— START OF DATA SHOWN —

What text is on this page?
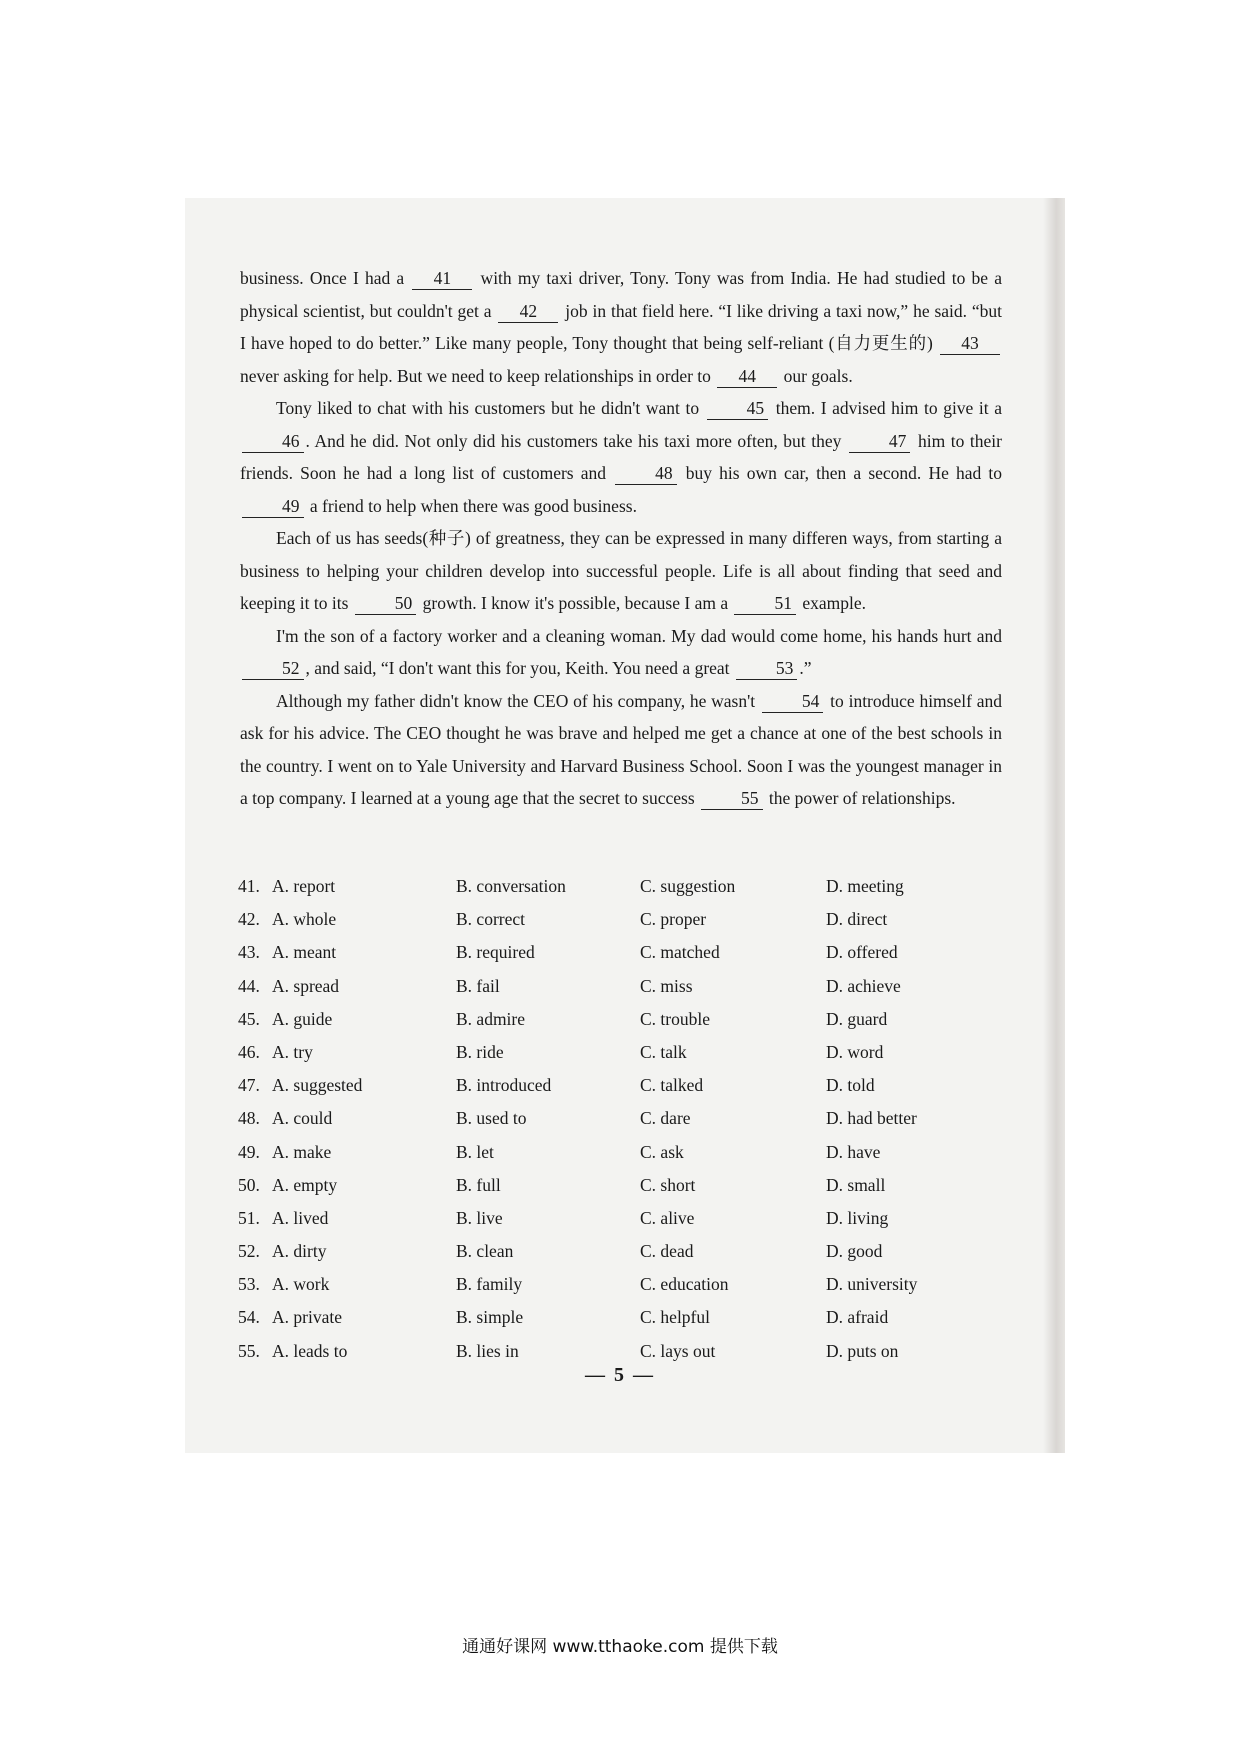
business. Once I had a 41 with my taxi driver, Tony. Tony was from India. He had studied to be a physical scientist, but couldn't get a 42 job in that field here. “I like driving a taxi now,” he said. “but I have hoped to do better.” Like many people, Tony thought that being self-reliant (自力更生的) 43 never asking for help. But we need to keep relationships in order to 44 our goals.

Tony liked to chat with his customers but he didn't want to 45 them. I advised him to give it a 46 . And he did. Not only did his customers take his taxi more often, but they 47 him to their friends. Soon he had a long list of customers and 48 buy his own car, then a second. He had to 49 a friend to help when there was good business.

Each of us has seeds(种子) of greatness, they can be expressed in many differen ways, from starting a business to helping your children develop into successful people. Life is all about finding that seed and keeping it to its 50 growth. I know it's possible, because I am a 51 example.

I'm the son of a factory worker and a cleaning woman. My dad would come home, his hands hurt and 52 , and said, “I don't want this for you, Keith. You need a great 53 .”

Although my father didn't know the CEO of his company, he wasn't 54 to introduce himself and ask for his advice. The CEO thought he was brave and helped me get a chance at one of the best schools in the country. I went on to Yale University and Harvard Business School. Soon I was the youngest manager in a top company. I learned at a young age that the secret to success 55 the power of relationships.

41. A. report	B. conversation	C. suggestion	D. meeting
42. A. whole	B. correct	C. proper	D. direct
43. A. meant	B. required	C. matched	D. offered
44. A. spread	B. fail	C. miss	D. achieve
45. A. guide	B. admire	C. trouble	D. guard
46. A. try	B. ride	C. talk	D. word
47. A. suggested	B. introduced	C. talked	D. told
48. A. could	B. used to	C. dare	D. had better
49. A. make	B. let	C. ask	D. have
50. A. empty	B. full	C. short	D. small
51. A. lived	B. live	C. alive	D. living
52. A. dirty	B. clean	C. dead	D. good
53. A. work	B. family	C. education	D. university
54. A. private	B. simple	C. helpful	D. afraid
55. A. leads to	B. lies in	C. lays out	D. puts on
— 5 —
通通好课网 www.tthaoke.com 提供下载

— END OF DATA SHOWN —

**EXERCISE GOAL:** In how many lines does the word "people" appear? Respond with the number alone.

**FINISHED EXERCISE:** 2